■ **Given request**
Reproduce the full listing that appears beneath this instruction exactly.

■ **Structured figure records**
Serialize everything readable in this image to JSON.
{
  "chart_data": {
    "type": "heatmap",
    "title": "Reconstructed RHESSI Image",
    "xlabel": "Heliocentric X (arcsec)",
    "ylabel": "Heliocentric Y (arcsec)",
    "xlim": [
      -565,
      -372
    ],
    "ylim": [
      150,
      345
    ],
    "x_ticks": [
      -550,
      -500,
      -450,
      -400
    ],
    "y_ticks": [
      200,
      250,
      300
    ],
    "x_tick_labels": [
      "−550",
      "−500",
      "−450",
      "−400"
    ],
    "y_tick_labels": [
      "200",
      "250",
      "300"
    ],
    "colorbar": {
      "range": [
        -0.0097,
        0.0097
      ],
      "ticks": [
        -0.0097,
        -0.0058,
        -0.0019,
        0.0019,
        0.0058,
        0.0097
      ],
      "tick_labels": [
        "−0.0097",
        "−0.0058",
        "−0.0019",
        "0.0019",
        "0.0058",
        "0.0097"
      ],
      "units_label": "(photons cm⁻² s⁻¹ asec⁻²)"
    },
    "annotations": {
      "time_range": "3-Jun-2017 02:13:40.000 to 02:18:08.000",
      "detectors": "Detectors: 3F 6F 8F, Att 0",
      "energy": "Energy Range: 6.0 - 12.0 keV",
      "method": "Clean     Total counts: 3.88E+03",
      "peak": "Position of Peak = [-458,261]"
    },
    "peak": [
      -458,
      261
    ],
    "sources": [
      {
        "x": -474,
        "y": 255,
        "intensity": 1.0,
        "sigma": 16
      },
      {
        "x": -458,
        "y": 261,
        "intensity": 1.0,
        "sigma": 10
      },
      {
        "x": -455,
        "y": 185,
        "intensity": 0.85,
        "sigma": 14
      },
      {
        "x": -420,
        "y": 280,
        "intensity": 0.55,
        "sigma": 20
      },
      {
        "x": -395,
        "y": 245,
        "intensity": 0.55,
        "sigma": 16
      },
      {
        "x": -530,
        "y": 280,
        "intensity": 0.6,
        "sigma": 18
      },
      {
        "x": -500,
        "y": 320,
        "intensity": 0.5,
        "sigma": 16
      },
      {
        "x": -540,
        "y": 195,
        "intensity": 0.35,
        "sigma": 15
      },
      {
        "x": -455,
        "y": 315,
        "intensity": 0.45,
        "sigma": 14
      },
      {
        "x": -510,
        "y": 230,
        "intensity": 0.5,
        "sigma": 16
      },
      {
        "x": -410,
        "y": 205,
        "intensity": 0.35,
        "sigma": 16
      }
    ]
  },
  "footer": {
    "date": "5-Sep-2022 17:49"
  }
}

■ **Answer to the task**
Serialize everything readable in this image to JSON.
{
  "chart_data": {
    "type": "heatmap",
    "title": "Reconstructed RHESSI Image",
    "xlabel": "Heliocentric X (arcsec)",
    "ylabel": "Heliocentric Y (arcsec)",
    "xlim": [
      -565,
      -372
    ],
    "ylim": [
      150,
      345
    ],
    "x_ticks": [
      -550,
      -500,
      -450,
      -400
    ],
    "y_ticks": [
      200,
      250,
      300
    ],
    "x_tick_labels": [
      "−550",
      "−500",
      "−450",
      "−400"
    ],
    "y_tick_labels": [
      "200",
      "250",
      "300"
    ],
    "colorbar": {
      "range": [
        -0.0097,
        0.0097
      ],
      "ticks": [
        -0.0097,
        -0.0058,
        -0.0019,
        0.0019,
        0.0058,
        0.0097
      ],
      "tick_labels": [
        "−0.0097",
        "−0.0058",
        "−0.0019",
        "0.0019",
        "0.0058",
        "0.0097"
      ],
      "units_label": "(photons cm⁻² s⁻¹ asec⁻²)"
    },
    "annotations": {
      "time_range": "3-Jun-2017 02:13:40.000 to 02:18:08.000",
      "detectors": "Detectors: 3F 6F 8F, Att 0",
      "energy": "Energy Range: 6.0 - 12.0 keV",
      "method": "Clean     Total counts: 3.88E+03",
      "peak": "Position of Peak = [-458,261]"
    },
    "peak": [
      -458,
      261
    ],
    "sources": [
      {
        "x": -474,
        "y": 255,
        "intensity": 1.0,
        "sigma": 16
      },
      {
        "x": -458,
        "y": 261,
        "intensity": 1.0,
        "sigma": 10
      },
      {
        "x": -455,
        "y": 185,
        "intensity": 0.85,
        "sigma": 14
      },
      {
        "x": -420,
        "y": 280,
        "intensity": 0.55,
        "sigma": 20
      },
      {
        "x": -395,
        "y": 245,
        "intensity": 0.55,
        "sigma": 16
      },
      {
        "x": -530,
        "y": 280,
        "intensity": 0.6,
        "sigma": 18
      },
      {
        "x": -500,
        "y": 320,
        "intensity": 0.5,
        "sigma": 16
      },
      {
        "x": -540,
        "y": 195,
        "intensity": 0.35,
        "sigma": 15
      },
      {
        "x": -455,
        "y": 315,
        "intensity": 0.45,
        "sigma": 14
      },
      {
        "x": -510,
        "y": 230,
        "intensity": 0.5,
        "sigma": 16
      },
      {
        "x": -410,
        "y": 205,
        "intensity": 0.35,
        "sigma": 16
      }
    ]
  },
  "footer": {
    "date": "5-Sep-2022 17:49"
  }
}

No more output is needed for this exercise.